The task:
Only a number is wanted: how many lines of the entries include the string "screenshot"?

[Saved data entries]
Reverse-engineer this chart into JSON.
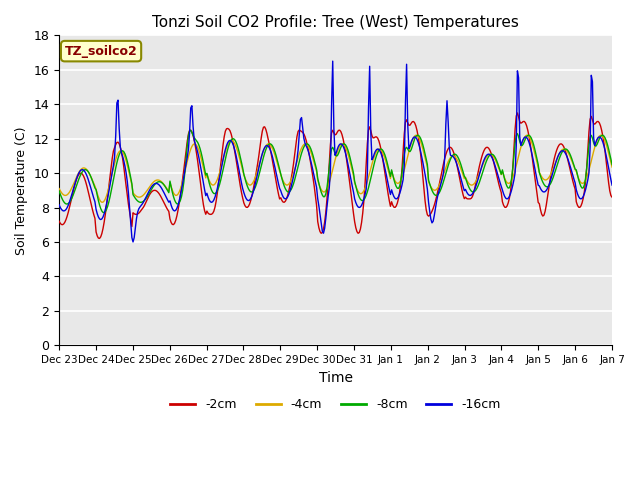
{
  "title": "Tonzi Soil CO2 Profile: Tree (West) Temperatures",
  "xlabel": "Time",
  "ylabel": "Soil Temperature (C)",
  "ylim": [
    0,
    18
  ],
  "yticks": [
    0,
    2,
    4,
    6,
    8,
    10,
    12,
    14,
    16,
    18
  ],
  "legend_label": "TZ_soilco2",
  "series_labels": [
    "-2cm",
    "-4cm",
    "-8cm",
    "-16cm"
  ],
  "series_colors": [
    "#cc0000",
    "#ddaa00",
    "#00aa00",
    "#0000dd"
  ],
  "background_color": "#ffffff",
  "plot_bg_color": "#e8e8e8",
  "grid_color": "#ffffff",
  "x_tick_labels": [
    "Dec 23",
    "Dec 24",
    "Dec 25",
    "Dec 26",
    "Dec 27",
    "Dec 28",
    "Dec 29",
    "Dec 30",
    "Dec 31",
    "Jan 1",
    "Jan 2",
    "Jan 3",
    "Jan 4",
    "Jan 5",
    "Jan 6",
    "Jan 7"
  ],
  "n_points": 480
}
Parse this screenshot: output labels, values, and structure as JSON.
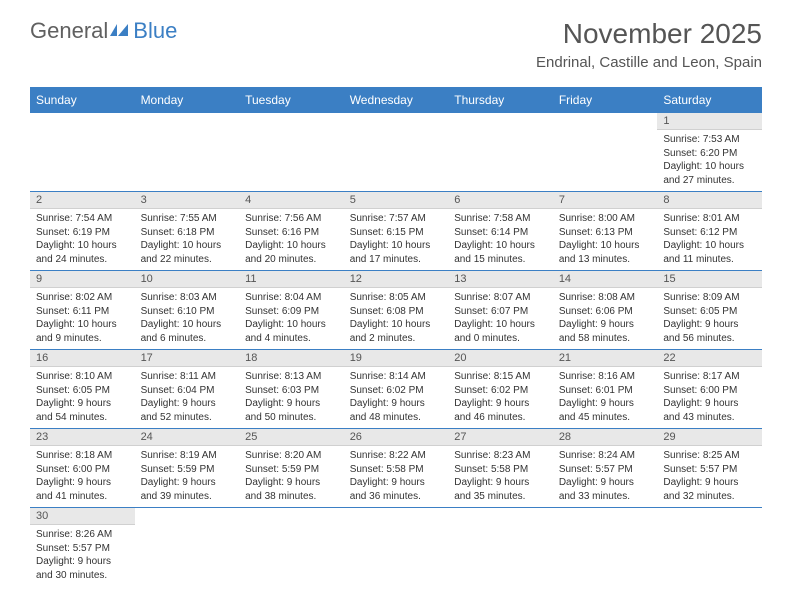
{
  "logo": {
    "part1": "General",
    "part2": "Blue"
  },
  "title": "November 2025",
  "location": "Endrinal, Castille and Leon, Spain",
  "colors": {
    "header_bg": "#3b7fc4",
    "header_text": "#ffffff",
    "daynum_bg": "#e8e8e8",
    "row_border": "#3b7fc4",
    "body_text": "#333333",
    "title_text": "#555555"
  },
  "day_headers": [
    "Sunday",
    "Monday",
    "Tuesday",
    "Wednesday",
    "Thursday",
    "Friday",
    "Saturday"
  ],
  "weeks": [
    [
      null,
      null,
      null,
      null,
      null,
      null,
      {
        "n": "1",
        "sr": "7:53 AM",
        "ss": "6:20 PM",
        "dl": "10 hours and 27 minutes."
      }
    ],
    [
      {
        "n": "2",
        "sr": "7:54 AM",
        "ss": "6:19 PM",
        "dl": "10 hours and 24 minutes."
      },
      {
        "n": "3",
        "sr": "7:55 AM",
        "ss": "6:18 PM",
        "dl": "10 hours and 22 minutes."
      },
      {
        "n": "4",
        "sr": "7:56 AM",
        "ss": "6:16 PM",
        "dl": "10 hours and 20 minutes."
      },
      {
        "n": "5",
        "sr": "7:57 AM",
        "ss": "6:15 PM",
        "dl": "10 hours and 17 minutes."
      },
      {
        "n": "6",
        "sr": "7:58 AM",
        "ss": "6:14 PM",
        "dl": "10 hours and 15 minutes."
      },
      {
        "n": "7",
        "sr": "8:00 AM",
        "ss": "6:13 PM",
        "dl": "10 hours and 13 minutes."
      },
      {
        "n": "8",
        "sr": "8:01 AM",
        "ss": "6:12 PM",
        "dl": "10 hours and 11 minutes."
      }
    ],
    [
      {
        "n": "9",
        "sr": "8:02 AM",
        "ss": "6:11 PM",
        "dl": "10 hours and 9 minutes."
      },
      {
        "n": "10",
        "sr": "8:03 AM",
        "ss": "6:10 PM",
        "dl": "10 hours and 6 minutes."
      },
      {
        "n": "11",
        "sr": "8:04 AM",
        "ss": "6:09 PM",
        "dl": "10 hours and 4 minutes."
      },
      {
        "n": "12",
        "sr": "8:05 AM",
        "ss": "6:08 PM",
        "dl": "10 hours and 2 minutes."
      },
      {
        "n": "13",
        "sr": "8:07 AM",
        "ss": "6:07 PM",
        "dl": "10 hours and 0 minutes."
      },
      {
        "n": "14",
        "sr": "8:08 AM",
        "ss": "6:06 PM",
        "dl": "9 hours and 58 minutes."
      },
      {
        "n": "15",
        "sr": "8:09 AM",
        "ss": "6:05 PM",
        "dl": "9 hours and 56 minutes."
      }
    ],
    [
      {
        "n": "16",
        "sr": "8:10 AM",
        "ss": "6:05 PM",
        "dl": "9 hours and 54 minutes."
      },
      {
        "n": "17",
        "sr": "8:11 AM",
        "ss": "6:04 PM",
        "dl": "9 hours and 52 minutes."
      },
      {
        "n": "18",
        "sr": "8:13 AM",
        "ss": "6:03 PM",
        "dl": "9 hours and 50 minutes."
      },
      {
        "n": "19",
        "sr": "8:14 AM",
        "ss": "6:02 PM",
        "dl": "9 hours and 48 minutes."
      },
      {
        "n": "20",
        "sr": "8:15 AM",
        "ss": "6:02 PM",
        "dl": "9 hours and 46 minutes."
      },
      {
        "n": "21",
        "sr": "8:16 AM",
        "ss": "6:01 PM",
        "dl": "9 hours and 45 minutes."
      },
      {
        "n": "22",
        "sr": "8:17 AM",
        "ss": "6:00 PM",
        "dl": "9 hours and 43 minutes."
      }
    ],
    [
      {
        "n": "23",
        "sr": "8:18 AM",
        "ss": "6:00 PM",
        "dl": "9 hours and 41 minutes."
      },
      {
        "n": "24",
        "sr": "8:19 AM",
        "ss": "5:59 PM",
        "dl": "9 hours and 39 minutes."
      },
      {
        "n": "25",
        "sr": "8:20 AM",
        "ss": "5:59 PM",
        "dl": "9 hours and 38 minutes."
      },
      {
        "n": "26",
        "sr": "8:22 AM",
        "ss": "5:58 PM",
        "dl": "9 hours and 36 minutes."
      },
      {
        "n": "27",
        "sr": "8:23 AM",
        "ss": "5:58 PM",
        "dl": "9 hours and 35 minutes."
      },
      {
        "n": "28",
        "sr": "8:24 AM",
        "ss": "5:57 PM",
        "dl": "9 hours and 33 minutes."
      },
      {
        "n": "29",
        "sr": "8:25 AM",
        "ss": "5:57 PM",
        "dl": "9 hours and 32 minutes."
      }
    ],
    [
      {
        "n": "30",
        "sr": "8:26 AM",
        "ss": "5:57 PM",
        "dl": "9 hours and 30 minutes."
      },
      null,
      null,
      null,
      null,
      null,
      null
    ]
  ],
  "labels": {
    "sunrise": "Sunrise: ",
    "sunset": "Sunset: ",
    "daylight": "Daylight: "
  }
}
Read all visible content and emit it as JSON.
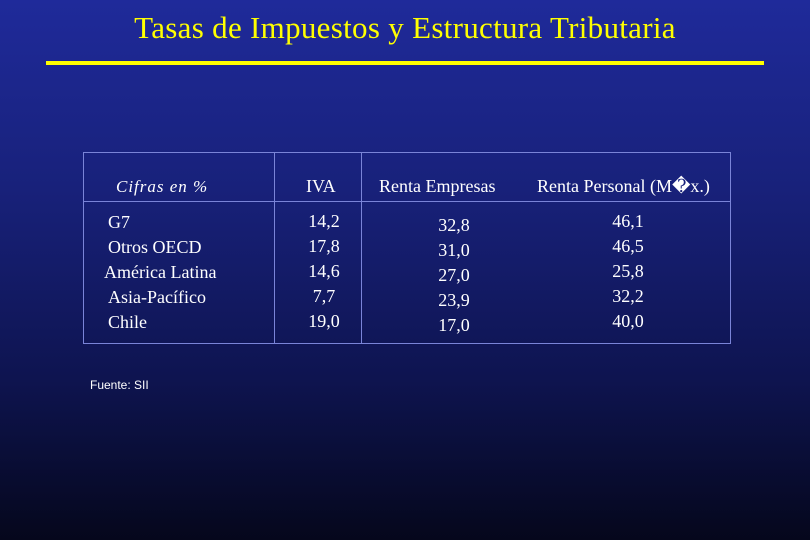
{
  "title": "Tasas de Impuestos y Estructura Tributaria",
  "table": {
    "headers": {
      "label": "Cifras en %",
      "iva": "IVA",
      "renta_empresas": "Renta Empresas",
      "renta_personal": "Renta Personal (M�x.)"
    },
    "regions": [
      "G7",
      "Otros OECD",
      "América Latina",
      "Asia-Pacífico",
      "Chile"
    ],
    "iva": [
      "14,2",
      "17,8",
      "14,6",
      "7,7",
      "19,0"
    ],
    "renta_empresas": [
      "32,8",
      "31,0",
      "27,0",
      "23,9",
      "17,0"
    ],
    "renta_personal": [
      "46,1",
      "46,5",
      "25,8",
      "32,2",
      "40,0"
    ]
  },
  "source": "Fuente: SII",
  "colors": {
    "title": "#ffff00",
    "background": "#1a237e",
    "text": "#ffffff",
    "grid": "#7a84d8"
  }
}
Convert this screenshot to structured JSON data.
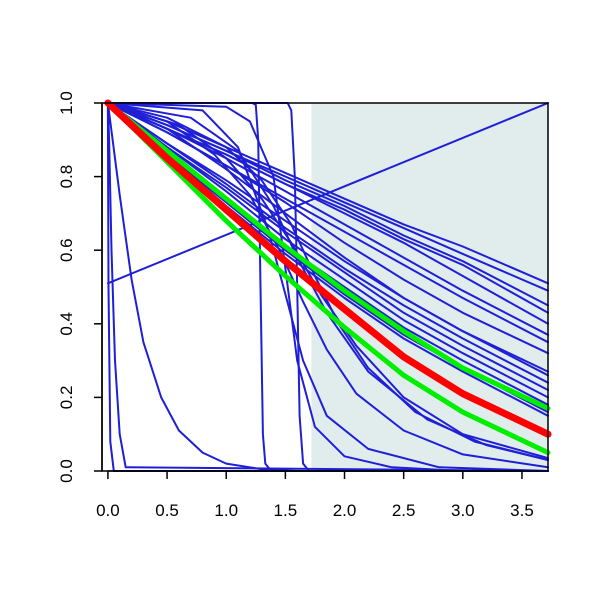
{
  "chart_data": {
    "type": "line",
    "title": "",
    "xlabel": "",
    "ylabel": "",
    "xlim": [
      -0.05,
      3.72
    ],
    "ylim": [
      0.0,
      1.0
    ],
    "x_ticks": [
      0.0,
      0.5,
      1.0,
      1.5,
      2.0,
      2.5,
      3.0,
      3.5
    ],
    "x_tick_labels": [
      "0.0",
      "0.5",
      "1.0",
      "1.5",
      "2.0",
      "2.5",
      "3.0",
      "3.5"
    ],
    "y_ticks": [
      0.0,
      0.2,
      0.4,
      0.6,
      0.8,
      1.0
    ],
    "y_tick_labels": [
      "0.0",
      "0.2",
      "0.4",
      "0.6",
      "0.8",
      "1.0"
    ],
    "grid": false,
    "legend": "none",
    "shaded_region": {
      "x_from": 1.72,
      "x_to": 3.72,
      "color": "#e1eced"
    },
    "colors": {
      "blue": "#1f1fd6",
      "red": "#ff0000",
      "green": "#00ee00",
      "axis": "#000000"
    },
    "series": [
      {
        "color": "blue",
        "points": [
          [
            0.0,
            1.0
          ],
          [
            0.0,
            0.97
          ],
          [
            0.005,
            0.5
          ],
          [
            0.02,
            0.08
          ],
          [
            0.05,
            0.0
          ],
          [
            3.72,
            0.0
          ]
        ]
      },
      {
        "color": "blue",
        "points": [
          [
            0.0,
            1.0
          ],
          [
            0.01,
            0.9
          ],
          [
            0.03,
            0.6
          ],
          [
            0.06,
            0.3
          ],
          [
            0.1,
            0.1
          ],
          [
            0.15,
            0.01
          ],
          [
            3.72,
            0.0
          ]
        ]
      },
      {
        "color": "blue",
        "points": [
          [
            0.0,
            1.0
          ],
          [
            0.1,
            0.75
          ],
          [
            0.2,
            0.52
          ],
          [
            0.3,
            0.35
          ],
          [
            0.45,
            0.2
          ],
          [
            0.6,
            0.11
          ],
          [
            0.8,
            0.05
          ],
          [
            1.0,
            0.02
          ],
          [
            1.3,
            0.005
          ],
          [
            1.6,
            0.0
          ],
          [
            3.72,
            0.0
          ]
        ]
      },
      {
        "color": "blue",
        "points": [
          [
            0.0,
            0.51
          ],
          [
            3.72,
            1.0
          ]
        ]
      },
      {
        "color": "blue",
        "points": [
          [
            0.0,
            1.0
          ],
          [
            1.22,
            1.0
          ],
          [
            1.25,
            0.995
          ],
          [
            1.27,
            0.9
          ],
          [
            1.29,
            0.5
          ],
          [
            1.31,
            0.1
          ],
          [
            1.33,
            0.02
          ],
          [
            1.38,
            0.0
          ],
          [
            3.72,
            0.0
          ]
        ]
      },
      {
        "color": "blue",
        "points": [
          [
            0.0,
            1.0
          ],
          [
            1.52,
            1.0
          ],
          [
            1.55,
            0.98
          ],
          [
            1.58,
            0.8
          ],
          [
            1.6,
            0.5
          ],
          [
            1.62,
            0.15
          ],
          [
            1.65,
            0.02
          ],
          [
            1.7,
            0.0
          ],
          [
            3.72,
            0.0
          ]
        ]
      },
      {
        "color": "blue",
        "points": [
          [
            0.0,
            1.0
          ],
          [
            1.0,
            0.99
          ],
          [
            1.2,
            0.95
          ],
          [
            1.4,
            0.8
          ],
          [
            1.5,
            0.55
          ],
          [
            1.6,
            0.3
          ],
          [
            1.75,
            0.12
          ],
          [
            2.0,
            0.04
          ],
          [
            2.4,
            0.01
          ],
          [
            3.0,
            0.0
          ],
          [
            3.72,
            0.0
          ]
        ]
      },
      {
        "color": "blue",
        "points": [
          [
            0.0,
            1.0
          ],
          [
            0.8,
            0.98
          ],
          [
            1.1,
            0.88
          ],
          [
            1.35,
            0.66
          ],
          [
            1.5,
            0.48
          ],
          [
            1.65,
            0.3
          ],
          [
            1.85,
            0.15
          ],
          [
            2.2,
            0.06
          ],
          [
            2.8,
            0.01
          ],
          [
            3.72,
            0.0
          ]
        ]
      },
      {
        "color": "blue",
        "points": [
          [
            0.0,
            1.0
          ],
          [
            0.5,
            0.95
          ],
          [
            0.9,
            0.86
          ],
          [
            1.2,
            0.75
          ],
          [
            1.45,
            0.6
          ],
          [
            1.65,
            0.46
          ],
          [
            1.85,
            0.33
          ],
          [
            2.1,
            0.21
          ],
          [
            2.5,
            0.11
          ],
          [
            3.0,
            0.045
          ],
          [
            3.72,
            0.01
          ]
        ]
      },
      {
        "color": "blue",
        "points": [
          [
            0.0,
            1.0
          ],
          [
            0.5,
            0.96
          ],
          [
            1.0,
            0.88
          ],
          [
            1.3,
            0.79
          ],
          [
            1.55,
            0.67
          ],
          [
            1.75,
            0.53
          ],
          [
            1.95,
            0.4
          ],
          [
            2.2,
            0.28
          ],
          [
            2.6,
            0.16
          ],
          [
            3.1,
            0.08
          ],
          [
            3.72,
            0.03
          ]
        ]
      },
      {
        "color": "blue",
        "points": [
          [
            0.0,
            1.0
          ],
          [
            0.6,
            0.94
          ],
          [
            1.0,
            0.85
          ],
          [
            1.3,
            0.74
          ],
          [
            1.55,
            0.62
          ],
          [
            1.8,
            0.48
          ],
          [
            2.1,
            0.34
          ],
          [
            2.5,
            0.2
          ],
          [
            3.0,
            0.1
          ],
          [
            3.72,
            0.035
          ]
        ]
      },
      {
        "color": "blue",
        "points": [
          [
            0.0,
            1.0
          ],
          [
            0.7,
            0.96
          ],
          [
            1.1,
            0.87
          ],
          [
            1.4,
            0.72
          ],
          [
            1.6,
            0.58
          ],
          [
            1.85,
            0.43
          ],
          [
            2.2,
            0.27
          ],
          [
            2.7,
            0.14
          ],
          [
            3.2,
            0.07
          ],
          [
            3.72,
            0.03
          ]
        ]
      },
      {
        "color": "blue",
        "points": [
          [
            0.0,
            1.0
          ],
          [
            0.5,
            0.93
          ],
          [
            1.0,
            0.82
          ],
          [
            1.5,
            0.7
          ],
          [
            2.0,
            0.58
          ],
          [
            2.5,
            0.47
          ],
          [
            3.0,
            0.38
          ],
          [
            3.72,
            0.26
          ]
        ]
      },
      {
        "color": "blue",
        "points": [
          [
            0.0,
            1.0
          ],
          [
            0.5,
            0.92
          ],
          [
            1.0,
            0.83
          ],
          [
            1.5,
            0.73
          ],
          [
            2.0,
            0.62
          ],
          [
            2.5,
            0.52
          ],
          [
            3.0,
            0.43
          ],
          [
            3.72,
            0.32
          ]
        ]
      },
      {
        "color": "blue",
        "points": [
          [
            0.0,
            1.0
          ],
          [
            0.5,
            0.92
          ],
          [
            1.0,
            0.83
          ],
          [
            1.5,
            0.74
          ],
          [
            2.0,
            0.65
          ],
          [
            2.5,
            0.56
          ],
          [
            3.0,
            0.47
          ],
          [
            3.72,
            0.35
          ]
        ]
      },
      {
        "color": "blue",
        "points": [
          [
            0.0,
            1.0
          ],
          [
            0.5,
            0.93
          ],
          [
            1.0,
            0.85
          ],
          [
            1.5,
            0.76
          ],
          [
            2.0,
            0.67
          ],
          [
            2.5,
            0.58
          ],
          [
            3.0,
            0.49
          ],
          [
            3.72,
            0.37
          ]
        ]
      },
      {
        "color": "blue",
        "points": [
          [
            0.0,
            1.0
          ],
          [
            0.5,
            0.93
          ],
          [
            1.0,
            0.86
          ],
          [
            1.5,
            0.78
          ],
          [
            2.0,
            0.7
          ],
          [
            2.5,
            0.62
          ],
          [
            3.0,
            0.53
          ],
          [
            3.72,
            0.4
          ]
        ]
      },
      {
        "color": "blue",
        "points": [
          [
            0.0,
            1.0
          ],
          [
            0.5,
            0.93
          ],
          [
            1.0,
            0.86
          ],
          [
            1.5,
            0.78
          ],
          [
            2.0,
            0.71
          ],
          [
            2.5,
            0.63
          ],
          [
            3.0,
            0.56
          ],
          [
            3.72,
            0.43
          ]
        ]
      },
      {
        "color": "blue",
        "points": [
          [
            0.0,
            1.0
          ],
          [
            0.5,
            0.94
          ],
          [
            1.0,
            0.87
          ],
          [
            1.5,
            0.79
          ],
          [
            2.0,
            0.72
          ],
          [
            2.5,
            0.64
          ],
          [
            3.0,
            0.57
          ],
          [
            3.72,
            0.45
          ]
        ]
      },
      {
        "color": "blue",
        "points": [
          [
            0.0,
            1.0
          ],
          [
            0.5,
            0.94
          ],
          [
            1.0,
            0.87
          ],
          [
            1.5,
            0.8
          ],
          [
            2.0,
            0.73
          ],
          [
            2.5,
            0.66
          ],
          [
            3.0,
            0.59
          ],
          [
            3.72,
            0.49
          ]
        ]
      },
      {
        "color": "blue",
        "points": [
          [
            0.0,
            1.0
          ],
          [
            0.5,
            0.95
          ],
          [
            1.0,
            0.88
          ],
          [
            1.5,
            0.81
          ],
          [
            2.0,
            0.74
          ],
          [
            2.5,
            0.67
          ],
          [
            3.0,
            0.61
          ],
          [
            3.72,
            0.51
          ]
        ]
      },
      {
        "color": "blue",
        "points": [
          [
            0.0,
            1.0
          ],
          [
            0.5,
            0.87
          ],
          [
            1.0,
            0.74
          ],
          [
            1.5,
            0.61
          ],
          [
            2.0,
            0.5
          ],
          [
            2.5,
            0.39
          ],
          [
            3.0,
            0.3
          ],
          [
            3.72,
            0.18
          ]
        ]
      },
      {
        "color": "blue",
        "points": [
          [
            0.0,
            1.0
          ],
          [
            0.5,
            0.88
          ],
          [
            1.0,
            0.76
          ],
          [
            1.5,
            0.63
          ],
          [
            2.0,
            0.52
          ],
          [
            2.5,
            0.41
          ],
          [
            3.0,
            0.32
          ],
          [
            3.72,
            0.2
          ]
        ]
      },
      {
        "color": "blue",
        "points": [
          [
            0.0,
            1.0
          ],
          [
            0.5,
            0.88
          ],
          [
            1.0,
            0.77
          ],
          [
            1.5,
            0.65
          ],
          [
            2.0,
            0.54
          ],
          [
            2.5,
            0.43
          ],
          [
            3.0,
            0.34
          ],
          [
            3.72,
            0.22
          ]
        ]
      },
      {
        "color": "blue",
        "points": [
          [
            0.0,
            1.0
          ],
          [
            0.5,
            0.89
          ],
          [
            1.0,
            0.78
          ],
          [
            1.5,
            0.66
          ],
          [
            2.0,
            0.55
          ],
          [
            2.5,
            0.45
          ],
          [
            3.0,
            0.36
          ],
          [
            3.72,
            0.24
          ]
        ]
      },
      {
        "color": "blue",
        "points": [
          [
            0.0,
            1.0
          ],
          [
            0.5,
            0.89
          ],
          [
            1.0,
            0.79
          ],
          [
            1.5,
            0.68
          ],
          [
            2.0,
            0.57
          ],
          [
            2.5,
            0.47
          ],
          [
            3.0,
            0.38
          ],
          [
            3.72,
            0.27
          ]
        ]
      },
      {
        "color": "blue",
        "points": [
          [
            0.0,
            1.0
          ],
          [
            0.5,
            0.86
          ],
          [
            1.0,
            0.72
          ],
          [
            1.5,
            0.59
          ],
          [
            2.0,
            0.47
          ],
          [
            2.5,
            0.36
          ],
          [
            3.0,
            0.27
          ],
          [
            3.72,
            0.15
          ]
        ]
      },
      {
        "color": "blue",
        "points": [
          [
            0.0,
            1.0
          ],
          [
            0.5,
            0.86
          ],
          [
            1.0,
            0.73
          ],
          [
            1.5,
            0.6
          ],
          [
            2.0,
            0.48
          ],
          [
            2.5,
            0.37
          ],
          [
            3.0,
            0.28
          ],
          [
            3.72,
            0.16
          ]
        ]
      },
      {
        "color": "green",
        "width": 5,
        "points": [
          [
            0.0,
            1.0
          ],
          [
            0.5,
            0.84
          ],
          [
            1.0,
            0.68
          ],
          [
            1.5,
            0.53
          ],
          [
            2.0,
            0.39
          ],
          [
            2.5,
            0.26
          ],
          [
            3.0,
            0.16
          ],
          [
            3.72,
            0.05
          ]
        ]
      },
      {
        "color": "green",
        "width": 5,
        "points": [
          [
            0.0,
            1.0
          ],
          [
            0.5,
            0.87
          ],
          [
            1.0,
            0.74
          ],
          [
            1.5,
            0.61
          ],
          [
            2.0,
            0.49
          ],
          [
            2.5,
            0.38
          ],
          [
            3.0,
            0.28
          ],
          [
            3.72,
            0.17
          ]
        ]
      },
      {
        "color": "red",
        "width": 7,
        "points": [
          [
            0.0,
            1.0
          ],
          [
            0.5,
            0.85
          ],
          [
            1.0,
            0.71
          ],
          [
            1.5,
            0.57
          ],
          [
            2.0,
            0.44
          ],
          [
            2.5,
            0.31
          ],
          [
            3.0,
            0.21
          ],
          [
            3.72,
            0.1
          ]
        ]
      }
    ]
  }
}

Exercise solution:
2